## GIVEN INSTRUCTION
Please convert every line of the listing below into a JSON list of strings, one string per line, leaving out any blank lines.

Records from a dataset
■ ■ ■ ■ ■ ■ ■
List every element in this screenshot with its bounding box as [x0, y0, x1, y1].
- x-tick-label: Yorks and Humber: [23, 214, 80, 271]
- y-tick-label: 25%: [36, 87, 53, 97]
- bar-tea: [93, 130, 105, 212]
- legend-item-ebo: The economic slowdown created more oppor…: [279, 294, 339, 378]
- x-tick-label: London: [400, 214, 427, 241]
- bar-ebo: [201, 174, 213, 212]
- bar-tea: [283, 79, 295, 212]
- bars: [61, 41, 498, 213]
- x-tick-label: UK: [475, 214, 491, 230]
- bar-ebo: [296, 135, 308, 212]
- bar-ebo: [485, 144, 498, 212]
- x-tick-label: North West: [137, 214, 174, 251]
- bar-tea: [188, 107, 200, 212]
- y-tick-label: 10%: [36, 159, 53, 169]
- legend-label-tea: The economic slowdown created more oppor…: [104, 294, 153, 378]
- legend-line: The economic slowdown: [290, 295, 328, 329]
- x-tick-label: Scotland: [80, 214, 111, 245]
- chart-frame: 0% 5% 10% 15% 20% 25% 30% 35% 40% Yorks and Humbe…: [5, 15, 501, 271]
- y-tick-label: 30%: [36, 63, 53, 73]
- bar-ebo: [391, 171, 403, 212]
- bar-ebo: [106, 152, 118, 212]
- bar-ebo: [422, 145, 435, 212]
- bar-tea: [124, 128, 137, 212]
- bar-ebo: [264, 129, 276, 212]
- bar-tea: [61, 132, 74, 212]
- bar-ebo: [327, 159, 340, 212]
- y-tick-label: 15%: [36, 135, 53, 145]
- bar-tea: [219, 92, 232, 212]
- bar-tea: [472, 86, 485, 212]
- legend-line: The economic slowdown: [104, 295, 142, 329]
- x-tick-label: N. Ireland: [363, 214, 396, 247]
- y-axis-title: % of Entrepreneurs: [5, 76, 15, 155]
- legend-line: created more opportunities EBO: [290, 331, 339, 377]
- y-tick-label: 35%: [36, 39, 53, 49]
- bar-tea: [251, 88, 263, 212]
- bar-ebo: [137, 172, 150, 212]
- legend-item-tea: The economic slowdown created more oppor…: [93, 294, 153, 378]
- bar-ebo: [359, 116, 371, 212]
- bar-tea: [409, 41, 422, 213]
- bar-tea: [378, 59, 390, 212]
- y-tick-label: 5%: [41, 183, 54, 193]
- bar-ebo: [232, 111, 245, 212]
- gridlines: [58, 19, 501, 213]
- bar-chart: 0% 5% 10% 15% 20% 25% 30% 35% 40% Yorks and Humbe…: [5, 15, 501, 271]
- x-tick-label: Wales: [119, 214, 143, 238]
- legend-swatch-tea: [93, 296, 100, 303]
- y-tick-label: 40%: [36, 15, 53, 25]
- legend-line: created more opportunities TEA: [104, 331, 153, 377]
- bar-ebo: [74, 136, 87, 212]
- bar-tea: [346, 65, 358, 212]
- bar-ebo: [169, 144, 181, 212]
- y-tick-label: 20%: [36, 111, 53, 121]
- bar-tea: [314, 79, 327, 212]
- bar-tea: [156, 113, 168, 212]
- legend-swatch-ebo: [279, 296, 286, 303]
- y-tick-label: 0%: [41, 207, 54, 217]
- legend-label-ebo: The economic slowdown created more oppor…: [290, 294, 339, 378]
■ ■ ■ ■ ■ ■ ■
## TASK RESULT
[
  "List every element in this screenshot with its bounding box as [x0, y0, x1, y1].",
  "- x-tick-label: Yorks and Humber: [23, 214, 80, 271]",
  "- y-tick-label: 25%: [36, 87, 53, 97]",
  "- bar-tea: [93, 130, 105, 212]",
  "- legend-item-ebo: The economic slowdown created more oppor…: [279, 294, 339, 378]",
  "- x-tick-label: London: [400, 214, 427, 241]",
  "- bar-ebo: [201, 174, 213, 212]",
  "- bar-tea: [283, 79, 295, 212]",
  "- bars: [61, 41, 498, 213]",
  "- x-tick-label: UK: [475, 214, 491, 230]",
  "- bar-ebo: [296, 135, 308, 212]",
  "- bar-ebo: [485, 144, 498, 212]",
  "- x-tick-label: North West: [137, 214, 174, 251]",
  "- bar-tea: [188, 107, 200, 212]",
  "- y-tick-label: 10%: [36, 159, 53, 169]",
  "- legend-label-tea: The economic slowdown created more oppor…: [104, 294, 153, 378]",
  "- legend-line: The economic slowdown: [290, 295, 328, 329]",
  "- x-tick-label: Scotland: [80, 214, 111, 245]",
  "- chart-frame: 0% 5% 10% 15% 20% 25% 30% 35% 40% Yorks and Humbe…: [5, 15, 501, 271]",
  "- y-tick-label: 30%: [36, 63, 53, 73]",
  "- bar-ebo: [391, 171, 403, 212]",
  "- bar-ebo: [106, 152, 118, 212]",
  "- bar-ebo: [422, 145, 435, 212]",
  "- bar-tea: [124, 128, 137, 212]",
  "- bar-ebo: [264, 129, 276, 212]",
  "- bar-tea: [61, 132, 74, 212]",
  "- bar-ebo: [327, 159, 340, 212]",
  "- y-tick-label: 15%: [36, 135, 53, 145]",
  "- bar-tea: [219, 92, 232, 212]",
  "- bar-tea: [472, 86, 485, 212]",
  "- legend-line: The economic slowdown: [104, 295, 142, 329]",
  "- x-tick-label: N. Ireland: [363, 214, 396, 247]",
  "- y-axis-title: % of Entrepreneurs: [5, 76, 15, 155]",
  "- legend-line: created more opportunities EBO: [290, 331, 339, 377]",
  "- y-tick-label: 35%: [36, 39, 53, 49]",
  "- bar-tea: [251, 88, 263, 212]",
  "- bar-ebo: [137, 172, 150, 212]",
  "- legend-item-tea: The economic slowdown created more oppor…: [93, 294, 153, 378]",
  "- bar-ebo: [359, 116, 371, 212]",
  "- bar-tea: [409, 41, 422, 213]",
  "- bar-tea: [378, 59, 390, 212]",
  "- y-tick-label: 5%: [41, 183, 54, 193]",
  "- bar-ebo: [232, 111, 245, 212]",
  "- gridlines: [58, 19, 501, 213]",
  "- bar-chart: 0% 5% 10% 15% 20% 25% 30% 35% 40% Yorks and Humbe…: [5, 15, 501, 271]",
  "- x-tick-label: Wales: [119, 214, 143, 238]",
  "- legend-swatch-tea: [93, 296, 100, 303]",
  "- y-tick-label: 40%: [36, 15, 53, 25]",
  "- legend-line: created more opportunities TEA: [104, 331, 153, 377]",
  "- bar-ebo: [74, 136, 87, 212]",
  "- bar-tea: [346, 65, 358, 212]",
  "- bar-ebo: [169, 144, 181, 212]",
  "- y-tick-label: 20%: [36, 111, 53, 121]",
  "- bar-tea: [314, 79, 327, 212]",
  "- bar-tea: [156, 113, 168, 212]",
  "- legend-swatch-ebo: [279, 296, 286, 303]",
  "- y-tick-label: 0%: [41, 207, 54, 217]",
  "- legend-label-ebo: The economic slowdown created more oppor…: [290, 294, 339, 378]"
]